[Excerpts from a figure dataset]
------

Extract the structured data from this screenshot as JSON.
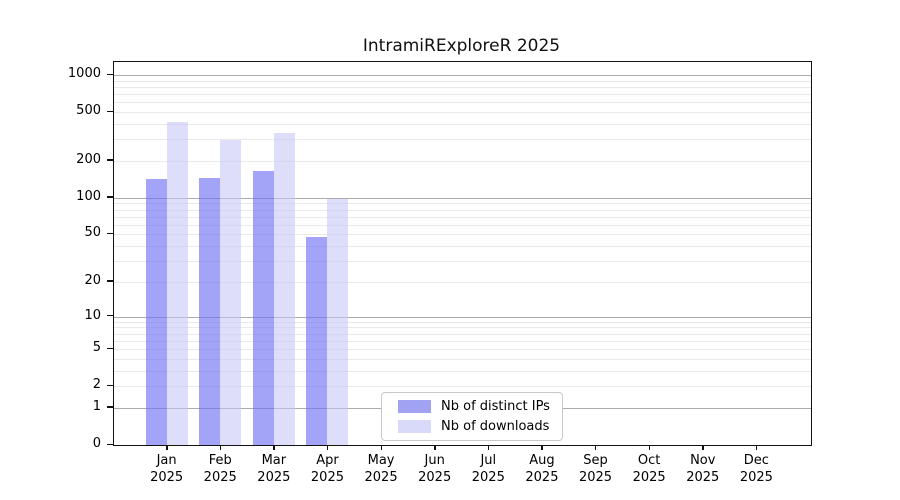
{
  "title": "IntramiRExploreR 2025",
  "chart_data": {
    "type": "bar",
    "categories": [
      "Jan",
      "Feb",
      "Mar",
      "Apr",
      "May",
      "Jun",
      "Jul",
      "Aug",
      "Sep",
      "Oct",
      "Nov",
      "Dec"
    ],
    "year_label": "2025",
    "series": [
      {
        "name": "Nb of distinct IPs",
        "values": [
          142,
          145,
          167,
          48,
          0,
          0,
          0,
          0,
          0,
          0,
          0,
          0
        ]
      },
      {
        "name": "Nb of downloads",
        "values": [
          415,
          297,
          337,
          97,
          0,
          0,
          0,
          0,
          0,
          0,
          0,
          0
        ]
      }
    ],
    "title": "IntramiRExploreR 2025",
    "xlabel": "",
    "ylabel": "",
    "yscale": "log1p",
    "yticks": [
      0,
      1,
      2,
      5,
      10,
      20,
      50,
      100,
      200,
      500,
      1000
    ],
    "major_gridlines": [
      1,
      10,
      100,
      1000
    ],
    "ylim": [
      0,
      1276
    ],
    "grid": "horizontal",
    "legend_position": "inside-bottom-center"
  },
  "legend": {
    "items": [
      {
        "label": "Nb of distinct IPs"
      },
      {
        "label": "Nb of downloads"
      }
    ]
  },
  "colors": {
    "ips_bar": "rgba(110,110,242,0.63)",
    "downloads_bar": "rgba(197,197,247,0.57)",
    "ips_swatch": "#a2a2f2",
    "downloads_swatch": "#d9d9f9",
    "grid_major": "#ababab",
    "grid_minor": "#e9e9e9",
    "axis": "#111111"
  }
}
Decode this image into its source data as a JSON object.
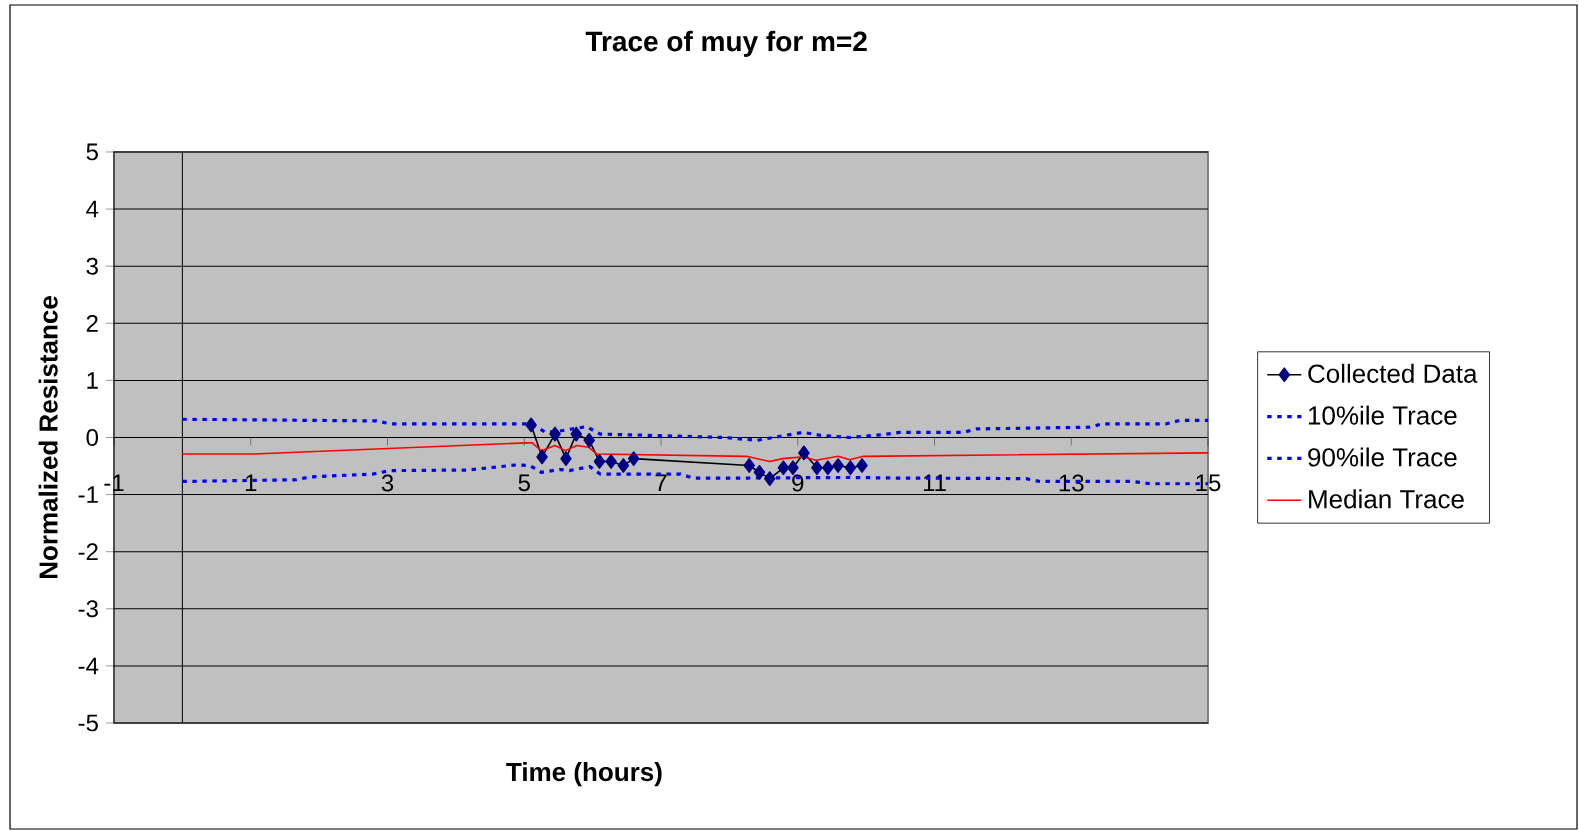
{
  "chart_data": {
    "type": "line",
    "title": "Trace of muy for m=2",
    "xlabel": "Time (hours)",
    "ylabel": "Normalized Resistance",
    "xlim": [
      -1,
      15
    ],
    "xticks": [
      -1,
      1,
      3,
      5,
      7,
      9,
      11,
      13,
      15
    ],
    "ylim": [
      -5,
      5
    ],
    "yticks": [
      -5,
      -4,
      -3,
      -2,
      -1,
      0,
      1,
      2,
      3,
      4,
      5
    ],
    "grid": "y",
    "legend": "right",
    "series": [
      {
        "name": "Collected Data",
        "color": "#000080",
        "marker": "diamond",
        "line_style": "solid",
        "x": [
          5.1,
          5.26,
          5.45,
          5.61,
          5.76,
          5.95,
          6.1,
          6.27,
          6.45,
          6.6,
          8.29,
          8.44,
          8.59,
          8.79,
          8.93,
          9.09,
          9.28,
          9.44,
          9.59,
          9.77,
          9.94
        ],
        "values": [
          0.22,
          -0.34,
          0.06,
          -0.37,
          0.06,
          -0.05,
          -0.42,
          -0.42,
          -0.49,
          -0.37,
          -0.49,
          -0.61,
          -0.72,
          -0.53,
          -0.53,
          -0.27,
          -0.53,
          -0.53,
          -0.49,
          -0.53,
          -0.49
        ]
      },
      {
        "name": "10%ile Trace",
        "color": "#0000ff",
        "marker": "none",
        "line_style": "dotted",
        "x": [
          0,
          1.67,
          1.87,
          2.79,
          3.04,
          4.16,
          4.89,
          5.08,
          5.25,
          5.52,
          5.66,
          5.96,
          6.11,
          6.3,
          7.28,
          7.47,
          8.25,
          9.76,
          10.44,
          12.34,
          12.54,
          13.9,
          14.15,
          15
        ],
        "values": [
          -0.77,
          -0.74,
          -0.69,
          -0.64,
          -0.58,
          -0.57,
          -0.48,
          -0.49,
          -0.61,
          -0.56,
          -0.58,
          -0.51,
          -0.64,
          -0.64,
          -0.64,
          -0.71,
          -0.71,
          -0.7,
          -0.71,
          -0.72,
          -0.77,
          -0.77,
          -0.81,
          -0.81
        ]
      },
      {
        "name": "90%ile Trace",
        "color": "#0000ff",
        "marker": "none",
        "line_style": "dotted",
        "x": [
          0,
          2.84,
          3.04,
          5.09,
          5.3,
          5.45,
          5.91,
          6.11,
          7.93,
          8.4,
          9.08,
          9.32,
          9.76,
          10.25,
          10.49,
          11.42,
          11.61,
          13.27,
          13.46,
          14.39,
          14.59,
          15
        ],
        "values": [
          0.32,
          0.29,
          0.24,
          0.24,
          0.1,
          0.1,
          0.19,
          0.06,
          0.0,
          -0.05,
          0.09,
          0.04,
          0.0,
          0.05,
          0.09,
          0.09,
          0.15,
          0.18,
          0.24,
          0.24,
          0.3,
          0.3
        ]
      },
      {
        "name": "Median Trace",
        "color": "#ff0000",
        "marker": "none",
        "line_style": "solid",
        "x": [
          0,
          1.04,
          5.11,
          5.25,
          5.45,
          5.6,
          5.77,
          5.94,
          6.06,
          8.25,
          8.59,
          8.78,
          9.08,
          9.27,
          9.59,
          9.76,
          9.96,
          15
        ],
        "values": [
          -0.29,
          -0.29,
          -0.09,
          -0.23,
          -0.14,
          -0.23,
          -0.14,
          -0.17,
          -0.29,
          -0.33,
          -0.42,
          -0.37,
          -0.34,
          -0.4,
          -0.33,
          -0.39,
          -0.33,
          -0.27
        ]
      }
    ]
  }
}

------

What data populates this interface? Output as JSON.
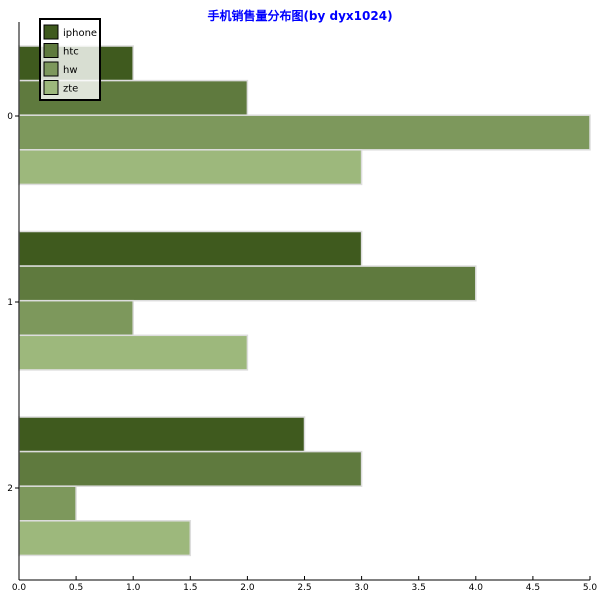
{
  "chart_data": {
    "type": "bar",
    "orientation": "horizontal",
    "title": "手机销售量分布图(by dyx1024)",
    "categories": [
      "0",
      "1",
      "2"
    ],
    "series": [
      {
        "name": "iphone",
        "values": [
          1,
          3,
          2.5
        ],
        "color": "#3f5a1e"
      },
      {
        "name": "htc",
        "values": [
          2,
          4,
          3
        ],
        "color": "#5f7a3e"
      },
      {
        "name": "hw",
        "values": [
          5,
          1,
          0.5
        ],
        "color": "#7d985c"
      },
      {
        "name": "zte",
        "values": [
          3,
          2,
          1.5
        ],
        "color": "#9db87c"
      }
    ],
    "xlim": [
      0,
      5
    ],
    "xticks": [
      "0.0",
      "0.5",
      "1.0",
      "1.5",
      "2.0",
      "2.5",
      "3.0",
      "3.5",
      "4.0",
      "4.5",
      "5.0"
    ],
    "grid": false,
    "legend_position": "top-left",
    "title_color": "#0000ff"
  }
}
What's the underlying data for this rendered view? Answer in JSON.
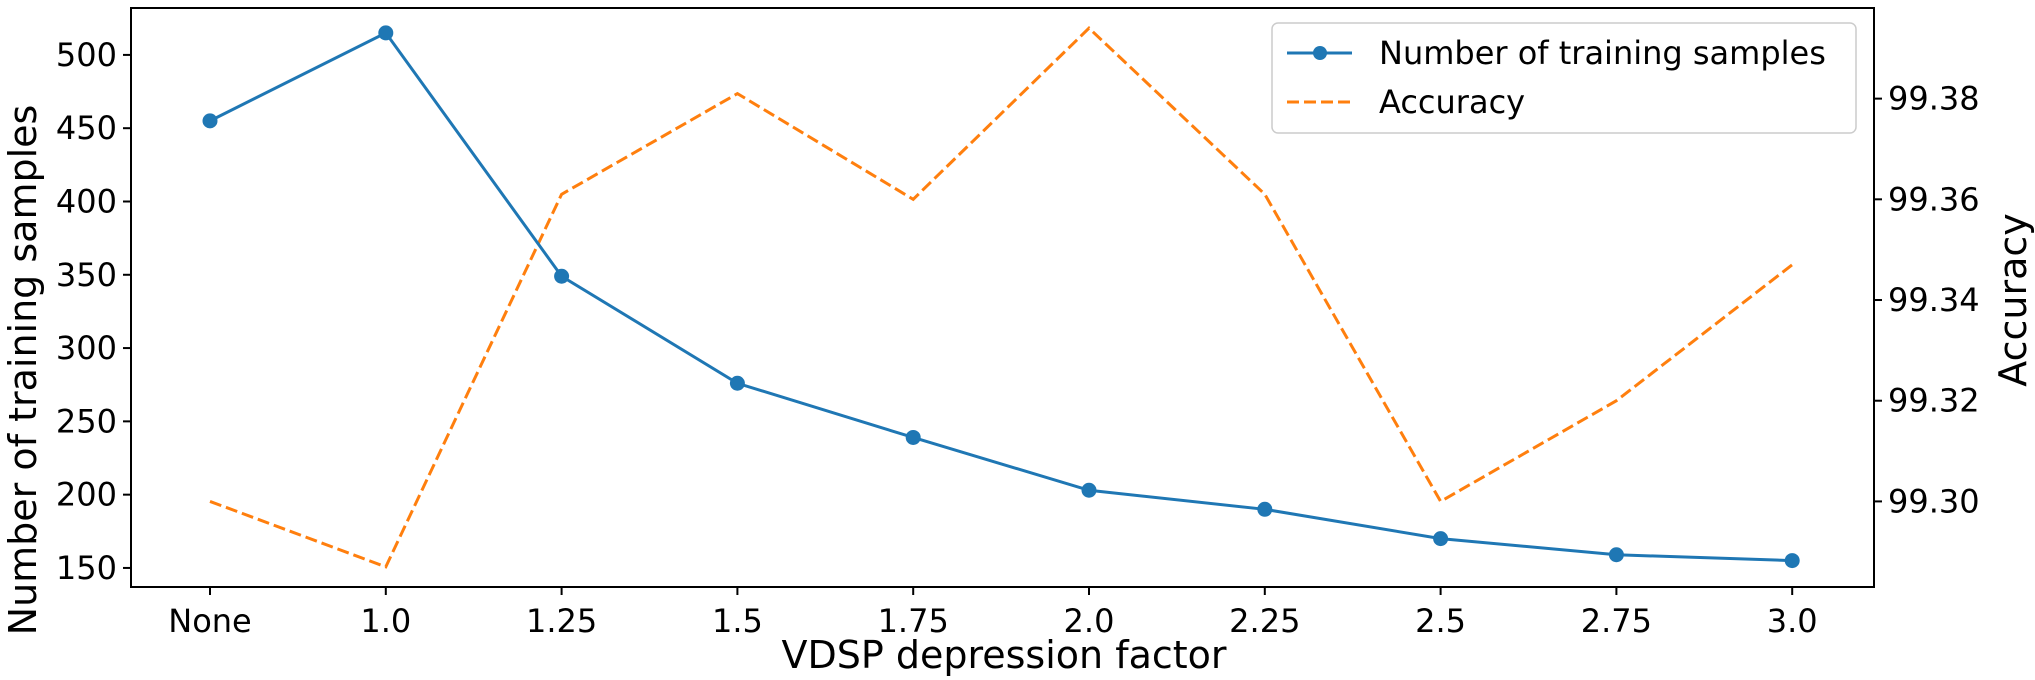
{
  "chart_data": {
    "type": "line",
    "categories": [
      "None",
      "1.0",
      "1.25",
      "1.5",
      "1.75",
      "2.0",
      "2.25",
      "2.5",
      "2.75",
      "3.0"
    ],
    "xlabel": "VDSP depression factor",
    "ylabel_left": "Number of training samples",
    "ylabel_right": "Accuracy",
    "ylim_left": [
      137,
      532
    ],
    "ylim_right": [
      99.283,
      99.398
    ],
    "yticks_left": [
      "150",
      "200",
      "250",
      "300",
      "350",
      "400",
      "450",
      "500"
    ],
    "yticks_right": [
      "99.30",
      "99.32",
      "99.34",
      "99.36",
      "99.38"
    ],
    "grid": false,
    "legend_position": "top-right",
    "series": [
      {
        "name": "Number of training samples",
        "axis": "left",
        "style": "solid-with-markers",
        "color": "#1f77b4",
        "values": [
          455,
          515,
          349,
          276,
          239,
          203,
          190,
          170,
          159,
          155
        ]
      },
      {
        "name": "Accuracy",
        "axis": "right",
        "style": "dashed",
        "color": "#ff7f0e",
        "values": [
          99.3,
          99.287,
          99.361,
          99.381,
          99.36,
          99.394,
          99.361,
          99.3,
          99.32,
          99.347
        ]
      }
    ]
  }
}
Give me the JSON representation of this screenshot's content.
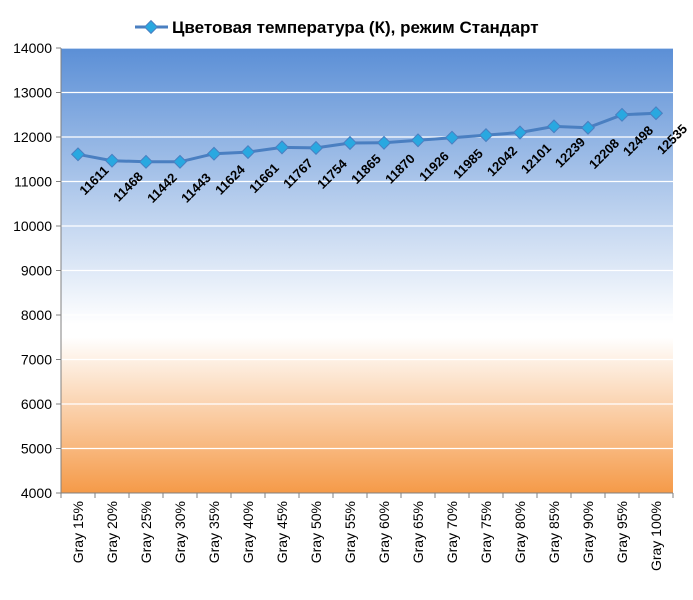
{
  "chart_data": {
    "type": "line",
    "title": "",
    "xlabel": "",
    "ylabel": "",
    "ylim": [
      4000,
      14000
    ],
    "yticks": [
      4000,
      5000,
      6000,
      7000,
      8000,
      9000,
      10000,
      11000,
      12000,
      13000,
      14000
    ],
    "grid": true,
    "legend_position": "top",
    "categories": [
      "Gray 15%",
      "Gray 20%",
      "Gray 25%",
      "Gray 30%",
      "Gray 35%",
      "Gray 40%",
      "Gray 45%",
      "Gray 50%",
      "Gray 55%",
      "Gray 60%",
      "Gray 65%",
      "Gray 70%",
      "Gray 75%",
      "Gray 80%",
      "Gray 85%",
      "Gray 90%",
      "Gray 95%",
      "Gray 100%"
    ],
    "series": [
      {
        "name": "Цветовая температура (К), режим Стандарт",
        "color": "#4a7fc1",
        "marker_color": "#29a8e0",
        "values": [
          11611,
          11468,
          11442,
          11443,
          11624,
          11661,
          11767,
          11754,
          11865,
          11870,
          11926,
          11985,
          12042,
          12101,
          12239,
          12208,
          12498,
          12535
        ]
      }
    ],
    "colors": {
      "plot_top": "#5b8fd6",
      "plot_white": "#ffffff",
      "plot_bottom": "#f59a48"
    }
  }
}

------

Count every line in the listing above that holds "Number", then report only the count.

2